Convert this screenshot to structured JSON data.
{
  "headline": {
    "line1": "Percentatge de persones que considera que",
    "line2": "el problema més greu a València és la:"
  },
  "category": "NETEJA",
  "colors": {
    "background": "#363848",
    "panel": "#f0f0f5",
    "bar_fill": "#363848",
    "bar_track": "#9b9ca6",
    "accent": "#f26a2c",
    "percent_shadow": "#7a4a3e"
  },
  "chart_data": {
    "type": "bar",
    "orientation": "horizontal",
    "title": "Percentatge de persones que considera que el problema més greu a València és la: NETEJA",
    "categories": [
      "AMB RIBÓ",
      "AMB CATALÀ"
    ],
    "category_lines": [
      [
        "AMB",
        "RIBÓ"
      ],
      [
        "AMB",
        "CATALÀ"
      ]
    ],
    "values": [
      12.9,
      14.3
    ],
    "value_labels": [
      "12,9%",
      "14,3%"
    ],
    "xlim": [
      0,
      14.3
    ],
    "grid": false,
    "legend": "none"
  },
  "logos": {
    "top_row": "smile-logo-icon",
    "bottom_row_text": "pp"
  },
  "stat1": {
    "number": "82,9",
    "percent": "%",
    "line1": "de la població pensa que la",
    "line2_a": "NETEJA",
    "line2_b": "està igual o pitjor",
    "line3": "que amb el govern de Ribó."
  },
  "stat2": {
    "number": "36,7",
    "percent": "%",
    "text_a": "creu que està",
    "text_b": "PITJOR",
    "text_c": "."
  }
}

*Problem details*: Return each line of the records above exactly as it reads.

*Solution*:
Convert this screenshot to structured JSON data.
{
  "headline": {
    "line1": "Percentatge de persones que considera que",
    "line2": "el problema més greu a València és la:"
  },
  "category": "NETEJA",
  "colors": {
    "background": "#363848",
    "panel": "#f0f0f5",
    "bar_fill": "#363848",
    "bar_track": "#9b9ca6",
    "accent": "#f26a2c",
    "percent_shadow": "#7a4a3e"
  },
  "chart_data": {
    "type": "bar",
    "orientation": "horizontal",
    "title": "Percentatge de persones que considera que el problema més greu a València és la: NETEJA",
    "categories": [
      "AMB RIBÓ",
      "AMB CATALÀ"
    ],
    "category_lines": [
      [
        "AMB",
        "RIBÓ"
      ],
      [
        "AMB",
        "CATALÀ"
      ]
    ],
    "values": [
      12.9,
      14.3
    ],
    "value_labels": [
      "12,9%",
      "14,3%"
    ],
    "xlim": [
      0,
      14.3
    ],
    "grid": false,
    "legend": "none"
  },
  "logos": {
    "top_row": "smile-logo-icon",
    "bottom_row_text": "pp"
  },
  "stat1": {
    "number": "82,9",
    "percent": "%",
    "line1": "de la població pensa que la",
    "line2_a": "NETEJA",
    "line2_b": "està igual o pitjor",
    "line3": "que amb el govern de Ribó."
  },
  "stat2": {
    "number": "36,7",
    "percent": "%",
    "text_a": "creu que està",
    "text_b": "PITJOR",
    "text_c": "."
  }
}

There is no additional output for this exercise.